Seek out every line containing the word "خيار", and copy each.

▶ _Dataset_:
┄┄┄┄┄┄┄┄┄┄┄┄┄┄┄┄┄┄┄┄
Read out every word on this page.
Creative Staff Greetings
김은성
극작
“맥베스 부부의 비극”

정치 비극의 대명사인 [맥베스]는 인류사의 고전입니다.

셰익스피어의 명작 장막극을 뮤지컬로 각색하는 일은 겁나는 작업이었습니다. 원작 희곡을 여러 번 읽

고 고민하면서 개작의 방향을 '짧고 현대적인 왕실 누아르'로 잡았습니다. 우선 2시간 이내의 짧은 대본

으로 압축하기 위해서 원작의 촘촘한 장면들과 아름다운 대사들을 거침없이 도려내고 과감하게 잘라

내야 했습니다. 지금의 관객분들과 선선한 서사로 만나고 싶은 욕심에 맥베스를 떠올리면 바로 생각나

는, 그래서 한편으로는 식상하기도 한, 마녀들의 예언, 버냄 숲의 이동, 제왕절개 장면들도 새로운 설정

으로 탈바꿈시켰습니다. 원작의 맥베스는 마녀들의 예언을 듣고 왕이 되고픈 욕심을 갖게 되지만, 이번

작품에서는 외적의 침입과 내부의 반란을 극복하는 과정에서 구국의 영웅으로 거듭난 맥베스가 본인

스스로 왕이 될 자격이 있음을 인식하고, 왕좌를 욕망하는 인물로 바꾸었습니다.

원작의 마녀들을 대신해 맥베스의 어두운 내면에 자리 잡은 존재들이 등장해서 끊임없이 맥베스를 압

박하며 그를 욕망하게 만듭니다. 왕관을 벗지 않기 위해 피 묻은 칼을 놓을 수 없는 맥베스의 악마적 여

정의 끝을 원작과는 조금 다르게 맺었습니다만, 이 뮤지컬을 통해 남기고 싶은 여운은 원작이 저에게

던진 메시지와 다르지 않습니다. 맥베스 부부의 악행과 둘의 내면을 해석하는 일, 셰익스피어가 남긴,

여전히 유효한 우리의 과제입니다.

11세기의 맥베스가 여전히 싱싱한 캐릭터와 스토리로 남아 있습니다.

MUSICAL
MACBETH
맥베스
┄┄┄┄┄┄┄┄┄┄┄┄┄┄┄┄┄┄┄┄
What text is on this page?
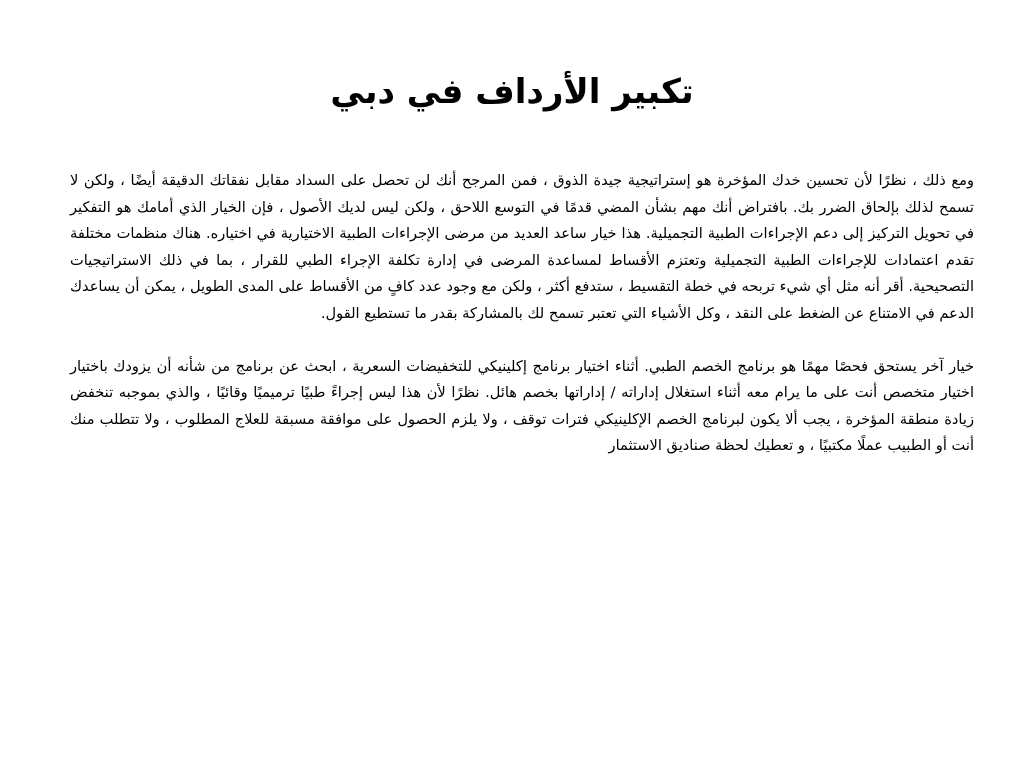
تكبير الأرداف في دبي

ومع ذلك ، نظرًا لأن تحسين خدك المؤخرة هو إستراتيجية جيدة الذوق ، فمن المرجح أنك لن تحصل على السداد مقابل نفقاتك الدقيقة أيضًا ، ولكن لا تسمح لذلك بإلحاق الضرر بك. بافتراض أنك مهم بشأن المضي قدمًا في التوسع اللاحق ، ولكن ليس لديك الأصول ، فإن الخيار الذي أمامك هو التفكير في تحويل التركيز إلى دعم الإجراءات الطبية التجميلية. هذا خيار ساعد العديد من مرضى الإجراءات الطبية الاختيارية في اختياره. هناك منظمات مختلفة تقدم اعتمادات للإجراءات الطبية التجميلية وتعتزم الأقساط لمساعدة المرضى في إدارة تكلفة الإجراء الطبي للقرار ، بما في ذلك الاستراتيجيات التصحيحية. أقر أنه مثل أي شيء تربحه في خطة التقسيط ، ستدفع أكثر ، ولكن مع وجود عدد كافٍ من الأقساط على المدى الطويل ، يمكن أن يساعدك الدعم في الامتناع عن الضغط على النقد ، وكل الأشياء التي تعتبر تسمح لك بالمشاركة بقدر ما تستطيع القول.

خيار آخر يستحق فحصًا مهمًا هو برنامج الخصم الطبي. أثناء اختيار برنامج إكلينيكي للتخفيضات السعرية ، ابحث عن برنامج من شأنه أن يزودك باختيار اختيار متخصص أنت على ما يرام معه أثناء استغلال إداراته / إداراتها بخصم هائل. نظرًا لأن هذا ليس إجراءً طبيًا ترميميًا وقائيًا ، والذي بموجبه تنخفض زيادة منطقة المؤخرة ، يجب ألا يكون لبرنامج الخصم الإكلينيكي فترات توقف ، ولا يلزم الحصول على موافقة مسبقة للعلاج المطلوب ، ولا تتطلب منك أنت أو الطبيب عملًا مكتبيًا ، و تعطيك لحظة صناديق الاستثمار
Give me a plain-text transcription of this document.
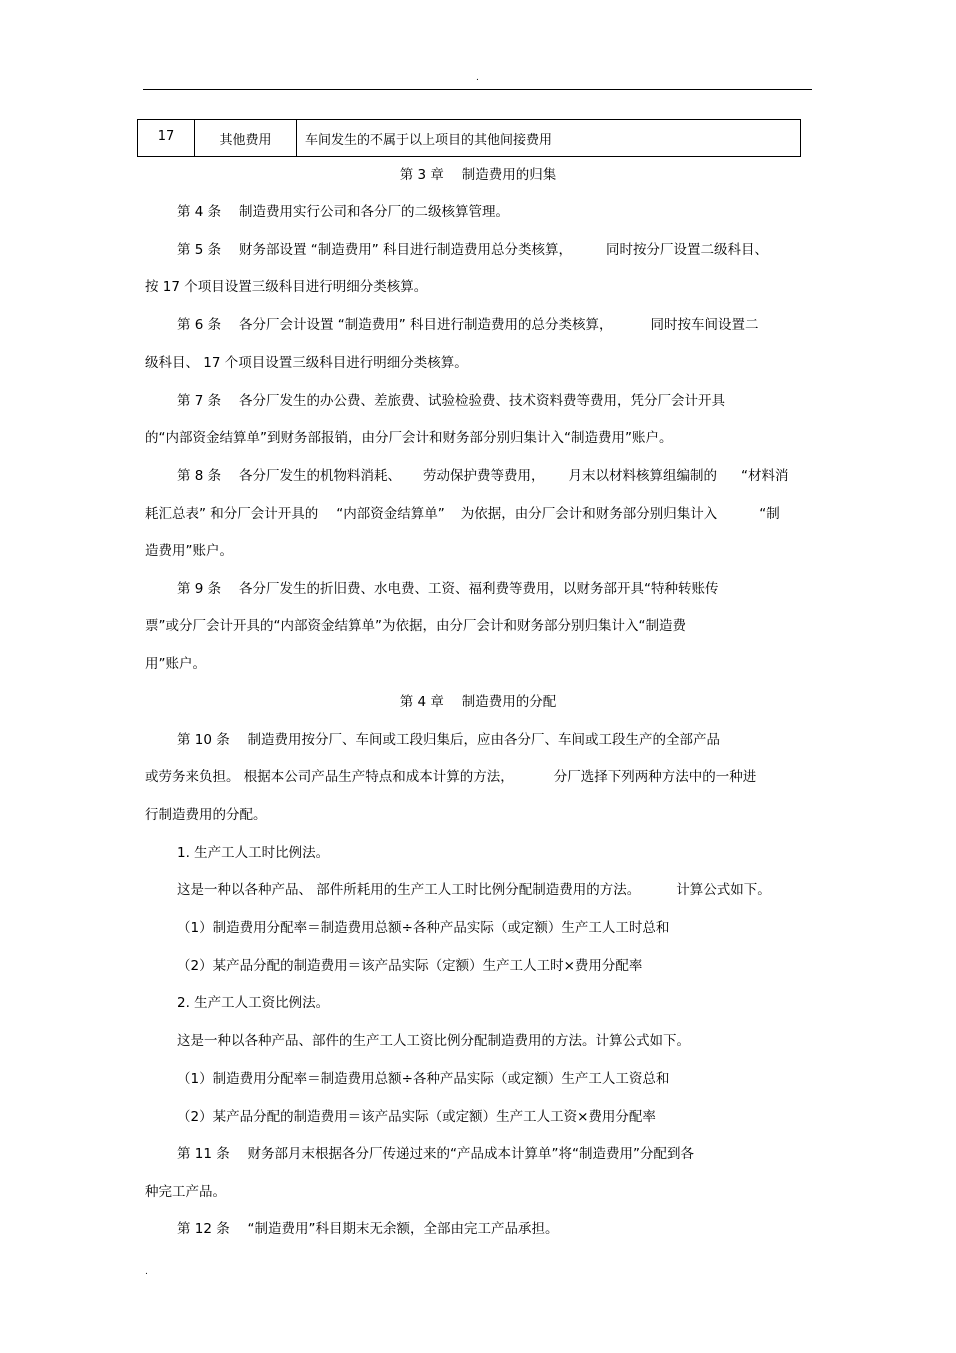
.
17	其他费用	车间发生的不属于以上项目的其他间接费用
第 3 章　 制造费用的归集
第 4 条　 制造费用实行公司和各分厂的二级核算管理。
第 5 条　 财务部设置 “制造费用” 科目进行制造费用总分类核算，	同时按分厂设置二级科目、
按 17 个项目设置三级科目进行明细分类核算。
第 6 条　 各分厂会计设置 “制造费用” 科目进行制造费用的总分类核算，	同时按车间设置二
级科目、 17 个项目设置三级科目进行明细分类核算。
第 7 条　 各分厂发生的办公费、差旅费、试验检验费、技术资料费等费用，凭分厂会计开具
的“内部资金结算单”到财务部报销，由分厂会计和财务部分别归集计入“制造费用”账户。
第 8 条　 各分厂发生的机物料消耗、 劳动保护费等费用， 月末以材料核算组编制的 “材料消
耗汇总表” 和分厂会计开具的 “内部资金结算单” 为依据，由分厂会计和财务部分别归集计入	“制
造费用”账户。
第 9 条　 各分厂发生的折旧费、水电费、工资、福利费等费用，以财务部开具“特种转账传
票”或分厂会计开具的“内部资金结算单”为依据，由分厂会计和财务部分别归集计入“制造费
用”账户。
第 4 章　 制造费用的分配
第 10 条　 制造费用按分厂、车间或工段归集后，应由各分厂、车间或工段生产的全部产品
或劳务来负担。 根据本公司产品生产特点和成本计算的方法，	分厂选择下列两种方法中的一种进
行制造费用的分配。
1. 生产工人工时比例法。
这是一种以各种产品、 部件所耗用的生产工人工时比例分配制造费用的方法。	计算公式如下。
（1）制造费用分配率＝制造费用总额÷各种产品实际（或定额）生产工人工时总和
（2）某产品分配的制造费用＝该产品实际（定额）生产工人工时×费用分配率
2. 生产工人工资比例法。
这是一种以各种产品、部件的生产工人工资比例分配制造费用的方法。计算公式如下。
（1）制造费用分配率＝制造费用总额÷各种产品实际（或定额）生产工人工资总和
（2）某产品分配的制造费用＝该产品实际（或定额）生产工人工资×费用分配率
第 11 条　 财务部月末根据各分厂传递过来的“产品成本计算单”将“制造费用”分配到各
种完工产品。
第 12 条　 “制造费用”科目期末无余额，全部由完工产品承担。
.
┄┄┄┄┄┄┄┄┄┄┄┄┄┄┄┄┄┄┄┄
▶ _Correct response_:
ومع ذلك ، نظرًا لأن تحسين خدك المؤخرة هو إستراتيجية جيدة الذوق ، فمن المرجح أنك لن تحصل على السداد مقابل نفقاتك الدقيقة أيضًا ، ولكن لا تسمح لذلك بإلحاق الضرر بك. بافتراض أنك مهم بشأن المضي قدمًا في التوسع اللاحق ، ولكن ليس لديك الأصول ، فإن الخيار الذي أمامك هو التفكير في تحويل التركيز إلى دعم الإجراءات الطبية التجميلية. هذا خيار ساعد العديد من مرضى الإجراءات الطبية الاختيارية في اختياره. هناك منظمات مختلفة تقدم اعتمادات للإجراءات الطبية التجميلية وتعتزم الأقساط لمساعدة المرضى في إدارة تكلفة الإجراء الطبي للقرار ، بما في ذلك الاستراتيجيات التصحيحية. أقر أنه مثل أي شيء تربحه في خطة التقسيط ، ستدفع أكثر ، ولكن مع وجود عدد كافٍ من الأقساط على المدى الطويل ، يمكن أن يساعدك الدعم في الامتناع عن الضغط على النقد ، وكل الأشياء التي تعتبر تسمح لك بالمشاركة بقدر ما تستطيع القول.
خيار آخر يستحق فحصًا مهمًا هو برنامج الخصم الطبي. أثناء اختيار برنامج إكلينيكي للتخفيضات السعرية ، ابحث عن برنامج من شأنه أن يزودك باختيار اختيار متخصص أنت على ما يرام معه أثناء استغلال إداراته / إداراتها بخصم هائل. نظرًا لأن هذا ليس إجراءً طبيًا ترميميًا وقائيًا ، والذي بموجبه تنخفض زيادة منطقة المؤخرة ، يجب ألا يكون لبرنامج الخصم الإكلينيكي فترات توقف ، ولا يلزم الحصول على موافقة مسبقة للعلاج المطلوب ، ولا تتطلب منك أنت أو الطبيب عملًا مكتبيًا ، و تعطيك لحظة صناديق الاستثمار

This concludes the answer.